Dataset items
* * *
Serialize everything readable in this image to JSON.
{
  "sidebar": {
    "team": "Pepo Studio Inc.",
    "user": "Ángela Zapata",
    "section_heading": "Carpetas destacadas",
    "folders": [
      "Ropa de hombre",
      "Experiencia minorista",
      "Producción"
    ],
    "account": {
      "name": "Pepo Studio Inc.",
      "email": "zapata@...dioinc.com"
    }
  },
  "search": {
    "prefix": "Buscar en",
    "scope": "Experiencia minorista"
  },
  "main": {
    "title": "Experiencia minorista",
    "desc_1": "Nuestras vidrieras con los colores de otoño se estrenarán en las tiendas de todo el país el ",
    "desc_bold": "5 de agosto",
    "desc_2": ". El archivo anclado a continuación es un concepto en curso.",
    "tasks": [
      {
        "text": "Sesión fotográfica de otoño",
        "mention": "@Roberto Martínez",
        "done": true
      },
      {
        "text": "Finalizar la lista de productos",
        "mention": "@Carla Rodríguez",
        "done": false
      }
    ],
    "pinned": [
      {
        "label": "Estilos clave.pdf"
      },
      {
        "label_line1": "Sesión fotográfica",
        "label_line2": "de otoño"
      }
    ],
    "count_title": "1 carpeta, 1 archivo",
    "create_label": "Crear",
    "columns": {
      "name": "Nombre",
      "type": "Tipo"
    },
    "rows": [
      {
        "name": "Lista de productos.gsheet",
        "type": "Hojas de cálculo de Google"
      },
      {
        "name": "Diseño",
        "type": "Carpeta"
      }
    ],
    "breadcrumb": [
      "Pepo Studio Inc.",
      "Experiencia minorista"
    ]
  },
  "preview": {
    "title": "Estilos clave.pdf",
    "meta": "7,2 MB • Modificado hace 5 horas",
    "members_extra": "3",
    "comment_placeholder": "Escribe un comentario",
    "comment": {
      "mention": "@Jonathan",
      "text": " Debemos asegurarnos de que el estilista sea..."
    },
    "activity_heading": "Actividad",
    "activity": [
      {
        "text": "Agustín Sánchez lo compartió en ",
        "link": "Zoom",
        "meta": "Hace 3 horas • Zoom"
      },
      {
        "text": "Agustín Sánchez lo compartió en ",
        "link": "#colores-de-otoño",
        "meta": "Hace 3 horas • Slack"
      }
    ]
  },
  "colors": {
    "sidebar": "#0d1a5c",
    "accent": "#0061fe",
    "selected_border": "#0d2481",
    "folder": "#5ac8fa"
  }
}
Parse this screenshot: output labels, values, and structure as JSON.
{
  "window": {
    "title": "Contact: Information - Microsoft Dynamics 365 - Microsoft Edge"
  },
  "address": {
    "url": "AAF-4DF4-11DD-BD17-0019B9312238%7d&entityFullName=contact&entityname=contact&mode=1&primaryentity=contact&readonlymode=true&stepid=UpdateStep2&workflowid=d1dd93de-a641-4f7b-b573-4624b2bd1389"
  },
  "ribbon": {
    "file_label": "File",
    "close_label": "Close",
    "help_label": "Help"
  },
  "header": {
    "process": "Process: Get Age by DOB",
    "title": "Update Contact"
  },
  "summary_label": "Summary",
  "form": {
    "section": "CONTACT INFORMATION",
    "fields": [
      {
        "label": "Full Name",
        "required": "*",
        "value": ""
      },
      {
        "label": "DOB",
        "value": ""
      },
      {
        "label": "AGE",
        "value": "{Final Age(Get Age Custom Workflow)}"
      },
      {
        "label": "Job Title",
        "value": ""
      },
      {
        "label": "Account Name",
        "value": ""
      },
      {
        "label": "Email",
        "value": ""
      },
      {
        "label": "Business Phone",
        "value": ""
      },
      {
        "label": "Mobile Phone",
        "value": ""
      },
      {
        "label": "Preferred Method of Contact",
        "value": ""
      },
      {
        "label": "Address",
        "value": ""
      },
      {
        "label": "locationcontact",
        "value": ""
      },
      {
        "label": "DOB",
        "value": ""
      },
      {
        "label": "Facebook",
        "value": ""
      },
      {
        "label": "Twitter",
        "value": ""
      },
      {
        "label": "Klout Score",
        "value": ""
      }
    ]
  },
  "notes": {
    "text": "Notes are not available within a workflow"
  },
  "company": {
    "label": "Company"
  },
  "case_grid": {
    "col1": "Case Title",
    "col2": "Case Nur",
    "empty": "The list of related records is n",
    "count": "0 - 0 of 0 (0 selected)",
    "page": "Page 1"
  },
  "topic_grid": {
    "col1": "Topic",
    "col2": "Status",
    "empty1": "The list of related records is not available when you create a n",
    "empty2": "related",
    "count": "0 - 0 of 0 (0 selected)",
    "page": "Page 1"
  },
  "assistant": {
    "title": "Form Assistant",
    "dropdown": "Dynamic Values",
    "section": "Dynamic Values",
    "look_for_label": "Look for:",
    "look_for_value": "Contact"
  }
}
* * *
Given instruction
Reproduce the records above exactly as they appear.

Written solution
Serialize everything readable in this image to JSON.
{
  "sidebar": {
    "team": "Pepo Studio Inc.",
    "user": "Ángela Zapata",
    "section_heading": "Carpetas destacadas",
    "folders": [
      "Ropa de hombre",
      "Experiencia minorista",
      "Producción"
    ],
    "account": {
      "name": "Pepo Studio Inc.",
      "email": "zapata@...dioinc.com"
    }
  },
  "search": {
    "prefix": "Buscar en",
    "scope": "Experiencia minorista"
  },
  "main": {
    "title": "Experiencia minorista",
    "desc_1": "Nuestras vidrieras con los colores de otoño se estrenarán en las tiendas de todo el país el ",
    "desc_bold": "5 de agosto",
    "desc_2": ". El archivo anclado a continuación es un concepto en curso.",
    "tasks": [
      {
        "text": "Sesión fotográfica de otoño",
        "mention": "@Roberto Martínez",
        "done": true
      },
      {
        "text": "Finalizar la lista de productos",
        "mention": "@Carla Rodríguez",
        "done": false
      }
    ],
    "pinned": [
      {
        "label": "Estilos clave.pdf"
      },
      {
        "label_line1": "Sesión fotográfica",
        "label_line2": "de otoño"
      }
    ],
    "count_title": "1 carpeta, 1 archivo",
    "create_label": "Crear",
    "columns": {
      "name": "Nombre",
      "type": "Tipo"
    },
    "rows": [
      {
        "name": "Lista de productos.gsheet",
        "type": "Hojas de cálculo de Google"
      },
      {
        "name": "Diseño",
        "type": "Carpeta"
      }
    ],
    "breadcrumb": [
      "Pepo Studio Inc.",
      "Experiencia minorista"
    ]
  },
  "preview": {
    "title": "Estilos clave.pdf",
    "meta": "7,2 MB • Modificado hace 5 horas",
    "members_extra": "3",
    "comment_placeholder": "Escribe un comentario",
    "comment": {
      "mention": "@Jonathan",
      "text": " Debemos asegurarnos de que el estilista sea..."
    },
    "activity_heading": "Actividad",
    "activity": [
      {
        "text": "Agustín Sánchez lo compartió en ",
        "link": "Zoom",
        "meta": "Hace 3 horas • Zoom"
      },
      {
        "text": "Agustín Sánchez lo compartió en ",
        "link": "#colores-de-otoño",
        "meta": "Hace 3 horas • Slack"
      }
    ]
  },
  "colors": {
    "sidebar": "#0d1a5c",
    "accent": "#0061fe",
    "selected_border": "#0d2481",
    "folder": "#5ac8fa"
  }
}
Parse this screenshot: output labels, values, and structure as JSON.
{
  "window": {
    "title": "Contact: Information - Microsoft Dynamics 365 - Microsoft Edge"
  },
  "address": {
    "url": "AAF-4DF4-11DD-BD17-0019B9312238%7d&entityFullName=contact&entityname=contact&mode=1&primaryentity=contact&readonlymode=true&stepid=UpdateStep2&workflowid=d1dd93de-a641-4f7b-b573-4624b2bd1389"
  },
  "ribbon": {
    "file_label": "File",
    "close_label": "Close",
    "help_label": "Help"
  },
  "header": {
    "process": "Process: Get Age by DOB",
    "title": "Update Contact"
  },
  "summary_label": "Summary",
  "form": {
    "section": "CONTACT INFORMATION",
    "fields": [
      {
        "label": "Full Name",
        "required": "*",
        "value": ""
      },
      {
        "label": "DOB",
        "value": ""
      },
      {
        "label": "AGE",
        "value": "{Final Age(Get Age Custom Workflow)}"
      },
      {
        "label": "Job Title",
        "value": ""
      },
      {
        "label": "Account Name",
        "value": ""
      },
      {
        "label": "Email",
        "value": ""
      },
      {
        "label": "Business Phone",
        "value": ""
      },
      {
        "label": "Mobile Phone",
        "value": ""
      },
      {
        "label": "Preferred Method of Contact",
        "value": ""
      },
      {
        "label": "Address",
        "value": ""
      },
      {
        "label": "locationcontact",
        "value": ""
      },
      {
        "label": "DOB",
        "value": ""
      },
      {
        "label": "Facebook",
        "value": ""
      },
      {
        "label": "Twitter",
        "value": ""
      },
      {
        "label": "Klout Score",
        "value": ""
      }
    ]
  },
  "notes": {
    "text": "Notes are not available within a workflow"
  },
  "company": {
    "label": "Company"
  },
  "case_grid": {
    "col1": "Case Title",
    "col2": "Case Nur",
    "empty": "The list of related records is n",
    "count": "0 - 0 of 0 (0 selected)",
    "page": "Page 1"
  },
  "topic_grid": {
    "col1": "Topic",
    "col2": "Status",
    "empty1": "The list of related records is not available when you create a n",
    "empty2": "related",
    "count": "0 - 0 of 0 (0 selected)",
    "page": "Page 1"
  },
  "assistant": {
    "title": "Form Assistant",
    "dropdown": "Dynamic Values",
    "section": "Dynamic Values",
    "look_for_label": "Look for:",
    "look_for_value": "Contact"
  }
}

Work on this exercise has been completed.